-- Begin Listed records --

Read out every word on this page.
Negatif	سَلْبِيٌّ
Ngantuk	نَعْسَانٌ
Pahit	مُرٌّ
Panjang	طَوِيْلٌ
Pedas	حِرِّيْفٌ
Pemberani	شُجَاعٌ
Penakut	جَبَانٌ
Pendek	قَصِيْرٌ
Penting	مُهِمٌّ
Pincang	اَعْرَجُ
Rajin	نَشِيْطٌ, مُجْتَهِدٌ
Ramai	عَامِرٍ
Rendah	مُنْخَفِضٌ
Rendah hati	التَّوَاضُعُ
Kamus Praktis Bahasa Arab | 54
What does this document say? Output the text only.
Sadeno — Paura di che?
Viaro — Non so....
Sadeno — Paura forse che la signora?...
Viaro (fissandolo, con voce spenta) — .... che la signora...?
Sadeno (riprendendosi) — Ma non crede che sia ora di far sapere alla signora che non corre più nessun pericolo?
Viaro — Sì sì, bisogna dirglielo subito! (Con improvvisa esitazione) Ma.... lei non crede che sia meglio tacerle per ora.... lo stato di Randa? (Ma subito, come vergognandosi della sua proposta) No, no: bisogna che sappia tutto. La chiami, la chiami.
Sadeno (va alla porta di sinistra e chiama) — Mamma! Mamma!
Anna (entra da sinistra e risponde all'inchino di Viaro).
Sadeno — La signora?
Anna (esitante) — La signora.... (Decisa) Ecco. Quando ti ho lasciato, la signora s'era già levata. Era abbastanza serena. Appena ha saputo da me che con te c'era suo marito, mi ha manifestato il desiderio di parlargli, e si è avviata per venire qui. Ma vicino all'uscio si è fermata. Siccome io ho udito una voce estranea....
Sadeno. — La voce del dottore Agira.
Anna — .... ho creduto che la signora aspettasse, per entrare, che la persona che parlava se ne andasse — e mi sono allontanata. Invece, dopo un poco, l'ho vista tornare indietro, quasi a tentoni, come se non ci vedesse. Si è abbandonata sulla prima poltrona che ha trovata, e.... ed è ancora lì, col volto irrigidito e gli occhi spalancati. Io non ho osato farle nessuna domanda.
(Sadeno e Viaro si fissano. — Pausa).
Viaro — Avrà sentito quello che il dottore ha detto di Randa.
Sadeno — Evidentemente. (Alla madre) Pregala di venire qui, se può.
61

-- End Listed records --

Do this: Reproduce the complete set of lines precisely as supplied.

Solution for this task:
Read out every word on this page.
Negatif	سَلْبِيٌّ
Ngantuk	نَعْسَانٌ
Pahit	مُرٌّ
Panjang	طَوِيْلٌ
Pedas	حِرِّيْفٌ
Pemberani	شُجَاعٌ
Penakut	جَبَانٌ
Pendek	قَصِيْرٌ
Penting	مُهِمٌّ
Pincang	اَعْرَجُ
Rajin	نَشِيْطٌ, مُجْتَهِدٌ
Ramai	عَامِرٍ
Rendah	مُنْخَفِضٌ
Rendah hati	التَّوَاضُعُ
Kamus Praktis Bahasa Arab | 54
What does this document say? Output the text only.
Sadeno — Paura di che?
Viaro — Non so....
Sadeno — Paura forse che la signora?...
Viaro (fissandolo, con voce spenta) — .... che la signora...?
Sadeno (riprendendosi) — Ma non crede che sia ora di far sapere alla signora che non corre più nessun pericolo?
Viaro — Sì sì, bisogna dirglielo subito! (Con improvvisa esitazione) Ma.... lei non crede che sia meglio tacerle per ora.... lo stato di Randa? (Ma subito, come vergognandosi della sua proposta) No, no: bisogna che sappia tutto. La chiami, la chiami.
Sadeno (va alla porta di sinistra e chiama) — Mamma! Mamma!
Anna (entra da sinistra e risponde all'inchino di Viaro).
Sadeno — La signora?
Anna (esitante) — La signora.... (Decisa) Ecco. Quando ti ho lasciato, la signora s'era già levata. Era abbastanza serena. Appena ha saputo da me che con te c'era suo marito, mi ha manifestato il desiderio di parlargli, e si è avviata per venire qui. Ma vicino all'uscio si è fermata. Siccome io ho udito una voce estranea....
Sadeno. — La voce del dottore Agira.
Anna — .... ho creduto che la signora aspettasse, per entrare, che la persona che parlava se ne andasse — e mi sono allontanata. Invece, dopo un poco, l'ho vista tornare indietro, quasi a tentoni, come se non ci vedesse. Si è abbandonata sulla prima poltrona che ha trovata, e.... ed è ancora lì, col volto irrigidito e gli occhi spalancati. Io non ho osato farle nessuna domanda.
(Sadeno e Viaro si fissano. — Pausa).
Viaro — Avrà sentito quello che il dottore ha detto di Randa.
Sadeno — Evidentemente. (Alla madre) Pregala di venire qui, se può.
61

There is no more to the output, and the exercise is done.